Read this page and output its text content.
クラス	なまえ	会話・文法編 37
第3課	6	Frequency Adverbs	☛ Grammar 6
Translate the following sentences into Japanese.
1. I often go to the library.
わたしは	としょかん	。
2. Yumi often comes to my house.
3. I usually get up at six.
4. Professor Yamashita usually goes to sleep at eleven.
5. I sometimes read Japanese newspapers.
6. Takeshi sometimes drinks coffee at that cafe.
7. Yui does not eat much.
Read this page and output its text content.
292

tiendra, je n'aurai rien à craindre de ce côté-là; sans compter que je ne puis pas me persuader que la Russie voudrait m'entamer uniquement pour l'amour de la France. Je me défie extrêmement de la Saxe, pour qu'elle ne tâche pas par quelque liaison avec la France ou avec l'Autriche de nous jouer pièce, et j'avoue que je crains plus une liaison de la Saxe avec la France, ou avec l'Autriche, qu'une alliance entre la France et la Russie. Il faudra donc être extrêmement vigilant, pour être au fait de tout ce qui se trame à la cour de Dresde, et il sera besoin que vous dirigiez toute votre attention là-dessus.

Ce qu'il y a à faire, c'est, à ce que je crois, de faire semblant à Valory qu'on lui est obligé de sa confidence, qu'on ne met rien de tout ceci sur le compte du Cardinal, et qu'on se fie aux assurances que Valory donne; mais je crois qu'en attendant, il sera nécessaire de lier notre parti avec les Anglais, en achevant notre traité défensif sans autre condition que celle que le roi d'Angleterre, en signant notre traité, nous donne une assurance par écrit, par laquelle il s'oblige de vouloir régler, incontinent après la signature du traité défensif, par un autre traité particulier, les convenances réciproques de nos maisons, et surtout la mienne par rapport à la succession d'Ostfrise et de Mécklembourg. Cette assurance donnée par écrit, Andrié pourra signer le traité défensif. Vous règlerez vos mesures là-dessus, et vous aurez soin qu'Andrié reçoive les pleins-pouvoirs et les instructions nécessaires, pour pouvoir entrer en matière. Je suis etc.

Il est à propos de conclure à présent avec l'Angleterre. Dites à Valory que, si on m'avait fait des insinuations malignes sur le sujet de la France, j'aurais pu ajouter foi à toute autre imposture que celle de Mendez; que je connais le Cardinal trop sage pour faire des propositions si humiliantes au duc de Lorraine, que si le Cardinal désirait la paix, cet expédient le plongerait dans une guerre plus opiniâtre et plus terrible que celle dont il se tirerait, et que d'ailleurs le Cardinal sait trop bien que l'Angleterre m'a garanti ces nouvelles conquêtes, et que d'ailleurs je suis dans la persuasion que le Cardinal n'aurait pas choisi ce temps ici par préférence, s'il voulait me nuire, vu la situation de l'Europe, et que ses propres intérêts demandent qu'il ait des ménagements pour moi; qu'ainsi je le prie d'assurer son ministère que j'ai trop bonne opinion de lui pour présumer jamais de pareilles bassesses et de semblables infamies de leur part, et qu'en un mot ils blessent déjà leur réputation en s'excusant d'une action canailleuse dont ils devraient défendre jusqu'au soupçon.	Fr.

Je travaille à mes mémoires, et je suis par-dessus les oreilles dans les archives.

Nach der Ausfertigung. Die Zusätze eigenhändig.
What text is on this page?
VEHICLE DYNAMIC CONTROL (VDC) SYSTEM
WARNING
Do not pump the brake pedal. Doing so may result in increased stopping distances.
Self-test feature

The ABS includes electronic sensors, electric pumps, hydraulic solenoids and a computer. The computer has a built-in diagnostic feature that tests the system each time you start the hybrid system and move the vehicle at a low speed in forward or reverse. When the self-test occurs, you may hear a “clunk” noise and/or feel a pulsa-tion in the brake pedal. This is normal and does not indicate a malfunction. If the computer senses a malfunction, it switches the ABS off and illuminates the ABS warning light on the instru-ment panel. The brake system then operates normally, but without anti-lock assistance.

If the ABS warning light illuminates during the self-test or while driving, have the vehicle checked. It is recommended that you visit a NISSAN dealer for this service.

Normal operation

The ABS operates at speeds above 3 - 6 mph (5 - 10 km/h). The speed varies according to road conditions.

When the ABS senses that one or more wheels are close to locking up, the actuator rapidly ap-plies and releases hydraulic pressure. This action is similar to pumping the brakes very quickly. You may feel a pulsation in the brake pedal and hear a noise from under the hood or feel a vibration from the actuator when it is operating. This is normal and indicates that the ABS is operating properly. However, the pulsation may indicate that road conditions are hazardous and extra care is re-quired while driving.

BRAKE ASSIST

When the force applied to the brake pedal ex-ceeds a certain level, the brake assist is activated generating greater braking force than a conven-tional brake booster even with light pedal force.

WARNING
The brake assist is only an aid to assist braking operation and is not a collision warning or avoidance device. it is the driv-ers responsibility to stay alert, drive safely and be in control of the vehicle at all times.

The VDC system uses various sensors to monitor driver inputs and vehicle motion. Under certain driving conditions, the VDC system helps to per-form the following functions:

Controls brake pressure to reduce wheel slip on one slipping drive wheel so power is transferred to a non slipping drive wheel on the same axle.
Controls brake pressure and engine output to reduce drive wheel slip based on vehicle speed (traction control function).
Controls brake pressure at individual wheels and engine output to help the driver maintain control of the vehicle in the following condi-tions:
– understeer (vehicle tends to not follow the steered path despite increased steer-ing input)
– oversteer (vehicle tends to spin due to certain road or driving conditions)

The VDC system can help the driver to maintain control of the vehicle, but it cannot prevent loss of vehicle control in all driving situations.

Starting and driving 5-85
----
- **Objective**: Write down the number of lines where the word "Controls" appears, and nothing further.

- **The response**: 3